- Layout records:
+ + + + +

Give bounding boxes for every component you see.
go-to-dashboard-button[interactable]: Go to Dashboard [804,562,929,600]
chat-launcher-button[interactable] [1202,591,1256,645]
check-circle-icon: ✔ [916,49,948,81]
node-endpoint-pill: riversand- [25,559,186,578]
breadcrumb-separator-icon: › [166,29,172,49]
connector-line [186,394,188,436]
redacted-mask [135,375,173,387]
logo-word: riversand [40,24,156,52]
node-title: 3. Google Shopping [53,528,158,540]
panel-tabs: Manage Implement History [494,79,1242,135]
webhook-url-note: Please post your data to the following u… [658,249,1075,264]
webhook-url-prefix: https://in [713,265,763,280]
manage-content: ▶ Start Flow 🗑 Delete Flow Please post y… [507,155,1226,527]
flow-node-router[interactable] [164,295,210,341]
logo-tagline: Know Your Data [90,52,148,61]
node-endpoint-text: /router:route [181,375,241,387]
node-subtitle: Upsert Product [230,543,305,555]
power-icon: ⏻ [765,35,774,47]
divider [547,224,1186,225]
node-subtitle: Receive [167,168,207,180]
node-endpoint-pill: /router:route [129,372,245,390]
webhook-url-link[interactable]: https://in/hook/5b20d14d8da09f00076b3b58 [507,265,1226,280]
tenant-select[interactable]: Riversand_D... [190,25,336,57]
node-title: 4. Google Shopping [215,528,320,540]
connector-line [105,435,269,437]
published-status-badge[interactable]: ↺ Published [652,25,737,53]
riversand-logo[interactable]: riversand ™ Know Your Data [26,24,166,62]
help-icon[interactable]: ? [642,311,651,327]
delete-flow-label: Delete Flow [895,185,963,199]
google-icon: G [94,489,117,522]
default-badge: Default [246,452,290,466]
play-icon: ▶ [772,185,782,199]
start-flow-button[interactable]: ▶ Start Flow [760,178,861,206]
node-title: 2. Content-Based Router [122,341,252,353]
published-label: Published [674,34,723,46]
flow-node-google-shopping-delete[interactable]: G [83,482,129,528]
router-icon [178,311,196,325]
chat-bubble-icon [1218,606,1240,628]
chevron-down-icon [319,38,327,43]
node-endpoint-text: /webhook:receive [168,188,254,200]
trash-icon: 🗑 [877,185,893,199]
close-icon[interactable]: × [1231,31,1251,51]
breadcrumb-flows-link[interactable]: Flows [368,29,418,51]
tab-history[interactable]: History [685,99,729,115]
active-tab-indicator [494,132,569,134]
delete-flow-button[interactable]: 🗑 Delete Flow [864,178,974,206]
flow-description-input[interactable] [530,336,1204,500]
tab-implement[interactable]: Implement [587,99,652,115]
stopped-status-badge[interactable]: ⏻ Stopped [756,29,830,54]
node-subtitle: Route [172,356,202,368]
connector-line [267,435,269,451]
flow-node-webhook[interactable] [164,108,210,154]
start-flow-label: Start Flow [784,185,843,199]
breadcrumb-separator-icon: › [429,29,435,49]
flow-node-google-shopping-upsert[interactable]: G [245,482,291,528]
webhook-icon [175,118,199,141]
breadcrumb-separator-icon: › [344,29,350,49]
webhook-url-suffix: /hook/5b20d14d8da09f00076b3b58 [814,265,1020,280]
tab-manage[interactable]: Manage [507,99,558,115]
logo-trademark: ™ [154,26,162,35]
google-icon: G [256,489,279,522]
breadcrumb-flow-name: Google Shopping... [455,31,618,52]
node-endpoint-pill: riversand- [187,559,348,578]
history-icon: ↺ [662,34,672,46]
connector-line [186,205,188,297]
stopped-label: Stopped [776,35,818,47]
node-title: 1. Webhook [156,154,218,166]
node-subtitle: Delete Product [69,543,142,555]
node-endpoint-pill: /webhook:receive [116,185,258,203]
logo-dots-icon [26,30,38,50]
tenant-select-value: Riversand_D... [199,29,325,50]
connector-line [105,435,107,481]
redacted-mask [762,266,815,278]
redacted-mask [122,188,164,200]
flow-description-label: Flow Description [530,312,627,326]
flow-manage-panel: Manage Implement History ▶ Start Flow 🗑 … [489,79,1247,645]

+ + + + +

- TASK: Please print the listing lines unchanged, starting with the first line of the listing and going on through the line that contains "breadcrumb-flows-link[interactable]: Flows [368,29,418,51]", both included.

- RESPONSE:
Give bounding boxes for every component you see.
go-to-dashboard-button[interactable]: Go to Dashboard [804,562,929,600]
chat-launcher-button[interactable] [1202,591,1256,645]
check-circle-icon: ✔ [916,49,948,81]
node-endpoint-pill: riversand- [25,559,186,578]
breadcrumb-separator-icon: › [166,29,172,49]
connector-line [186,394,188,436]
redacted-mask [135,375,173,387]
logo-word: riversand [40,24,156,52]
node-title: 3. Google Shopping [53,528,158,540]
panel-tabs: Manage Implement History [494,79,1242,135]
webhook-url-note: Please post your data to the following u… [658,249,1075,264]
webhook-url-prefix: https://in [713,265,763,280]
manage-content: ▶ Start Flow 🗑 Delete Flow Please post y… [507,155,1226,527]
flow-node-router[interactable] [164,295,210,341]
logo-tagline: Know Your Data [90,52,148,61]
node-endpoint-text: /router:route [181,375,241,387]
node-subtitle: Upsert Product [230,543,305,555]
power-icon: ⏻ [765,35,774,47]
divider [547,224,1186,225]
node-subtitle: Receive [167,168,207,180]
node-endpoint-pill: /router:route [129,372,245,390]
webhook-url-link[interactable]: https://in/hook/5b20d14d8da09f00076b3b58 [507,265,1226,280]
tenant-select[interactable]: Riversand_D... [190,25,336,57]
node-title: 4. Google Shopping [215,528,320,540]
connector-line [105,435,269,437]
published-status-badge[interactable]: ↺ Published [652,25,737,53]
riversand-logo[interactable]: riversand ™ Know Your Data [26,24,166,62]
help-icon[interactable]: ? [642,311,651,327]
delete-flow-label: Delete Flow [895,185,963,199]
google-icon: G [94,489,117,522]
default-badge: Default [246,452,290,466]
play-icon: ▶ [772,185,782,199]
start-flow-button[interactable]: ▶ Start Flow [760,178,861,206]
node-title: 2. Content-Based Router [122,341,252,353]
published-label: Published [674,34,723,46]
flow-node-google-shopping-delete[interactable]: G [83,482,129,528]
router-icon [178,311,196,325]
chat-bubble-icon [1218,606,1240,628]
chevron-down-icon [319,38,327,43]
node-endpoint-text: /webhook:receive [168,188,254,200]
trash-icon: 🗑 [877,185,893,199]
close-icon[interactable]: × [1231,31,1251,51]
breadcrumb-flows-link[interactable]: Flows [368,29,418,51]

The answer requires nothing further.